In this exercise, reproduce all the entries that follow exactly.

════════════════

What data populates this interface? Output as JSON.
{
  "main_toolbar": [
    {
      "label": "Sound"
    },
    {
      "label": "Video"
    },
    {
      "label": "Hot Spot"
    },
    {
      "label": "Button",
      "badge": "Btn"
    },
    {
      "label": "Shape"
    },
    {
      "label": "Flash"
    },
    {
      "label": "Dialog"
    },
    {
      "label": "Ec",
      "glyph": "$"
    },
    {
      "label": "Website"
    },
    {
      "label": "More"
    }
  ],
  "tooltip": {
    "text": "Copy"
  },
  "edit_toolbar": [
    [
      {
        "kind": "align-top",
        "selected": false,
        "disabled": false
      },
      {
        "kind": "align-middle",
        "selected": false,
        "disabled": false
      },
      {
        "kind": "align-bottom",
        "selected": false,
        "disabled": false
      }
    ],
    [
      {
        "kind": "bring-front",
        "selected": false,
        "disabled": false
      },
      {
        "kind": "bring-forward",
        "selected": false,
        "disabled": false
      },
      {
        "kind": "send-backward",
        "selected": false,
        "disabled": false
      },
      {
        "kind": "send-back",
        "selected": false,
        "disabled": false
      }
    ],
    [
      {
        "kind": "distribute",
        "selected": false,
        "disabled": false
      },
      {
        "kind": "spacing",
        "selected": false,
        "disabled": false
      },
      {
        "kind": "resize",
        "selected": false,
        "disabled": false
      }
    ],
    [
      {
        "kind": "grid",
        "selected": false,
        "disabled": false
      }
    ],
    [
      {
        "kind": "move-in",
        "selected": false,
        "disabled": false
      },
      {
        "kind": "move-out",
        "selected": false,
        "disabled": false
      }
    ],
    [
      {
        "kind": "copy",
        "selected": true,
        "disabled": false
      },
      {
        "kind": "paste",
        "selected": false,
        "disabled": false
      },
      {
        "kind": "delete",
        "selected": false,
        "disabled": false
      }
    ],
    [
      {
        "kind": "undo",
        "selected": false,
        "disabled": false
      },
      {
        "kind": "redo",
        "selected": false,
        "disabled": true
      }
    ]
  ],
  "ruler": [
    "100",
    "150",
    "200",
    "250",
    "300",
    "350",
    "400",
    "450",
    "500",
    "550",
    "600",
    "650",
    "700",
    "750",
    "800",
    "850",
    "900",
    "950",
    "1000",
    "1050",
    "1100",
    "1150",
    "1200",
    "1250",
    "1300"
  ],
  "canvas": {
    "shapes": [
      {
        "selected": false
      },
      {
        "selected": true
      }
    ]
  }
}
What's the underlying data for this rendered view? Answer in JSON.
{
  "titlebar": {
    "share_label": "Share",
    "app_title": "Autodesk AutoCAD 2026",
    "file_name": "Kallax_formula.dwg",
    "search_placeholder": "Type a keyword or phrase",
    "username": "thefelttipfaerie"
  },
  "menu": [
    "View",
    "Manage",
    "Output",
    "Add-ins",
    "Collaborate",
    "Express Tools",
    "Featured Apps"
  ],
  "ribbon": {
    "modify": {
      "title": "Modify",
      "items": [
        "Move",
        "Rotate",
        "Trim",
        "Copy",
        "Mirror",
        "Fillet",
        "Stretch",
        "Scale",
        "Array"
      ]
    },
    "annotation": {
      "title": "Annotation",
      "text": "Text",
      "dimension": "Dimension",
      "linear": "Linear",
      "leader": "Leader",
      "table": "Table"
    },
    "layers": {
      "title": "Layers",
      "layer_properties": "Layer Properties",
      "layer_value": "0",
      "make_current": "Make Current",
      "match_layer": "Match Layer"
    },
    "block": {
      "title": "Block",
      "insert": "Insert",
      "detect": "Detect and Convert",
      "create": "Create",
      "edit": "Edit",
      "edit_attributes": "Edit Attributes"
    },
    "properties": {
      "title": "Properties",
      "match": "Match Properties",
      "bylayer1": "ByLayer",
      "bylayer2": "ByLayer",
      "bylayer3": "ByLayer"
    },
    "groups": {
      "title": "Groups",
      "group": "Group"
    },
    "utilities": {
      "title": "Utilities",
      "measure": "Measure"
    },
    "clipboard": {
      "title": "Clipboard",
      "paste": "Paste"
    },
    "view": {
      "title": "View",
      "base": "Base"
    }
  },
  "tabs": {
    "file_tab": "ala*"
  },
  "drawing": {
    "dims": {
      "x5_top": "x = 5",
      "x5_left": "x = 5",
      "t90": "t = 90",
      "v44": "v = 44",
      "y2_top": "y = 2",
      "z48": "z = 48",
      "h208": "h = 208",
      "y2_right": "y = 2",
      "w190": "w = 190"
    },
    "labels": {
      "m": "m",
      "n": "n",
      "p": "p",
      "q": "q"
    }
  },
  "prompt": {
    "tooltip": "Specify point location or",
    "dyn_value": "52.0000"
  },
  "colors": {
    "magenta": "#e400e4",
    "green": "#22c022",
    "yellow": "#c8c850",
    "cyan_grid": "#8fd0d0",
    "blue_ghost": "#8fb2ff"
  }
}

════════════════

**Finished exercise:**
What data populates this interface? Output as JSON.
{
  "main_toolbar": [
    {
      "label": "Sound"
    },
    {
      "label": "Video"
    },
    {
      "label": "Hot Spot"
    },
    {
      "label": "Button",
      "badge": "Btn"
    },
    {
      "label": "Shape"
    },
    {
      "label": "Flash"
    },
    {
      "label": "Dialog"
    },
    {
      "label": "Ec",
      "glyph": "$"
    },
    {
      "label": "Website"
    },
    {
      "label": "More"
    }
  ],
  "tooltip": {
    "text": "Copy"
  },
  "edit_toolbar": [
    [
      {
        "kind": "align-top",
        "selected": false,
        "disabled": false
      },
      {
        "kind": "align-middle",
        "selected": false,
        "disabled": false
      },
      {
        "kind": "align-bottom",
        "selected": false,
        "disabled": false
      }
    ],
    [
      {
        "kind": "bring-front",
        "selected": false,
        "disabled": false
      },
      {
        "kind": "bring-forward",
        "selected": false,
        "disabled": false
      },
      {
        "kind": "send-backward",
        "selected": false,
        "disabled": false
      },
      {
        "kind": "send-back",
        "selected": false,
        "disabled": false
      }
    ],
    [
      {
        "kind": "distribute",
        "selected": false,
        "disabled": false
      },
      {
        "kind": "spacing",
        "selected": false,
        "disabled": false
      },
      {
        "kind": "resize",
        "selected": false,
        "disabled": false
      }
    ],
    [
      {
        "kind": "grid",
        "selected": false,
        "disabled": false
      }
    ],
    [
      {
        "kind": "move-in",
        "selected": false,
        "disabled": false
      },
      {
        "kind": "move-out",
        "selected": false,
        "disabled": false
      }
    ],
    [
      {
        "kind": "copy",
        "selected": true,
        "disabled": false
      },
      {
        "kind": "paste",
        "selected": false,
        "disabled": false
      },
      {
        "kind": "delete",
        "selected": false,
        "disabled": false
      }
    ],
    [
      {
        "kind": "undo",
        "selected": false,
        "disabled": false
      },
      {
        "kind": "redo",
        "selected": false,
        "disabled": true
      }
    ]
  ],
  "ruler": [
    "100",
    "150",
    "200",
    "250",
    "300",
    "350",
    "400",
    "450",
    "500",
    "550",
    "600",
    "650",
    "700",
    "750",
    "800",
    "850",
    "900",
    "950",
    "1000",
    "1050",
    "1100",
    "1150",
    "1200",
    "1250",
    "1300"
  ],
  "canvas": {
    "shapes": [
      {
        "selected": false
      },
      {
        "selected": true
      }
    ]
  }
}
What's the underlying data for this rendered view? Answer in JSON.
{
  "titlebar": {
    "share_label": "Share",
    "app_title": "Autodesk AutoCAD 2026",
    "file_name": "Kallax_formula.dwg",
    "search_placeholder": "Type a keyword or phrase",
    "username": "thefelttipfaerie"
  },
  "menu": [
    "View",
    "Manage",
    "Output",
    "Add-ins",
    "Collaborate",
    "Express Tools",
    "Featured Apps"
  ],
  "ribbon": {
    "modify": {
      "title": "Modify",
      "items": [
        "Move",
        "Rotate",
        "Trim",
        "Copy",
        "Mirror",
        "Fillet",
        "Stretch",
        "Scale",
        "Array"
      ]
    },
    "annotation": {
      "title": "Annotation",
      "text": "Text",
      "dimension": "Dimension",
      "linear": "Linear",
      "leader": "Leader",
      "table": "Table"
    },
    "layers": {
      "title": "Layers",
      "layer_properties": "Layer Properties",
      "layer_value": "0",
      "make_current": "Make Current",
      "match_layer": "Match Layer"
    },
    "block": {
      "title": "Block",
      "insert": "Insert",
      "detect": "Detect and Convert",
      "create": "Create",
      "edit": "Edit",
      "edit_attributes": "Edit Attributes"
    },
    "properties": {
      "title": "Properties",
      "match": "Match Properties",
      "bylayer1": "ByLayer",
      "bylayer2": "ByLayer",
      "bylayer3": "ByLayer"
    },
    "groups": {
      "title": "Groups",
      "group": "Group"
    },
    "utilities": {
      "title": "Utilities",
      "measure": "Measure"
    },
    "clipboard": {
      "title": "Clipboard",
      "paste": "Paste"
    },
    "view": {
      "title": "View",
      "base": "Base"
    }
  },
  "tabs": {
    "file_tab": "ala*"
  },
  "drawing": {
    "dims": {
      "x5_top": "x = 5",
      "x5_left": "x = 5",
      "t90": "t = 90",
      "v44": "v = 44",
      "y2_top": "y = 2",
      "z48": "z = 48",
      "h208": "h = 208",
      "y2_right": "y = 2",
      "w190": "w = 190"
    },
    "labels": {
      "m": "m",
      "n": "n",
      "p": "p",
      "q": "q"
    }
  },
  "prompt": {
    "tooltip": "Specify point location or",
    "dyn_value": "52.0000"
  },
  "colors": {
    "magenta": "#e400e4",
    "green": "#22c022",
    "yellow": "#c8c850",
    "cyan_grid": "#8fd0d0",
    "blue_ghost": "#8fb2ff"
  }
}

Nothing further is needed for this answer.